§ What you need to do
Write out the material exactly, leaving every picture behind.

________________________________________

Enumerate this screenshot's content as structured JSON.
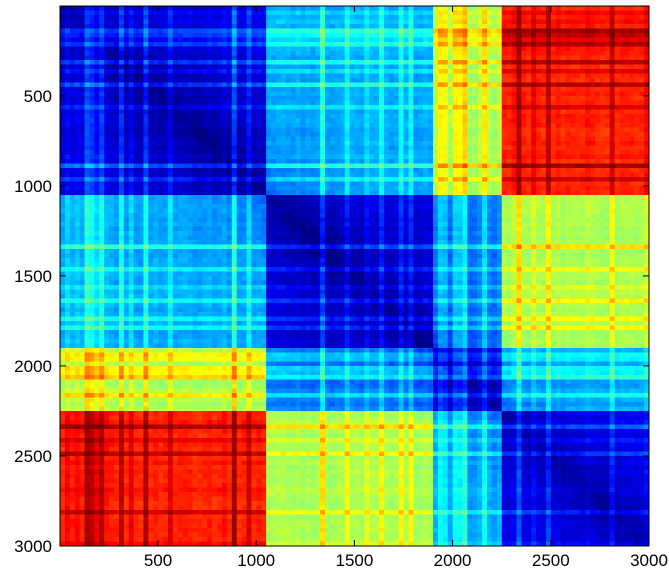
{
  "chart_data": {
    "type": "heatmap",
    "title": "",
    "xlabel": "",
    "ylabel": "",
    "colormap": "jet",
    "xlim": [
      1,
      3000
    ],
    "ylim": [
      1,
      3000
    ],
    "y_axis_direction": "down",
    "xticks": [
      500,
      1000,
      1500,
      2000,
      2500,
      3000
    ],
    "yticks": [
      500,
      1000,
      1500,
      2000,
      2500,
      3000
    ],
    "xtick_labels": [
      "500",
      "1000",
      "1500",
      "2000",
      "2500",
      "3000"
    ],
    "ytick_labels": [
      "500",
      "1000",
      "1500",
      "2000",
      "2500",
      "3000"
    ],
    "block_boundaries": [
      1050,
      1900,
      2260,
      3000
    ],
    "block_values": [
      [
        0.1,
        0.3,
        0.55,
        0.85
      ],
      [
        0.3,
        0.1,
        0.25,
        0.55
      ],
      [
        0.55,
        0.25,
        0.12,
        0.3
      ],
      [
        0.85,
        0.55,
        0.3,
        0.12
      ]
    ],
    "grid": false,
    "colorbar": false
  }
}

________________________________________

§ Final result
Enumerate this screenshot's content as structured JSON.
{
  "chart_data": {
    "type": "heatmap",
    "title": "",
    "xlabel": "",
    "ylabel": "",
    "colormap": "jet",
    "xlim": [
      1,
      3000
    ],
    "ylim": [
      1,
      3000
    ],
    "y_axis_direction": "down",
    "xticks": [
      500,
      1000,
      1500,
      2000,
      2500,
      3000
    ],
    "yticks": [
      500,
      1000,
      1500,
      2000,
      2500,
      3000
    ],
    "xtick_labels": [
      "500",
      "1000",
      "1500",
      "2000",
      "2500",
      "3000"
    ],
    "ytick_labels": [
      "500",
      "1000",
      "1500",
      "2000",
      "2500",
      "3000"
    ],
    "block_boundaries": [
      1050,
      1900,
      2260,
      3000
    ],
    "block_values": [
      [
        0.1,
        0.3,
        0.55,
        0.85
      ],
      [
        0.3,
        0.1,
        0.25,
        0.55
      ],
      [
        0.55,
        0.25,
        0.12,
        0.3
      ],
      [
        0.85,
        0.55,
        0.3,
        0.12
      ]
    ],
    "grid": false,
    "colorbar": false
  }
}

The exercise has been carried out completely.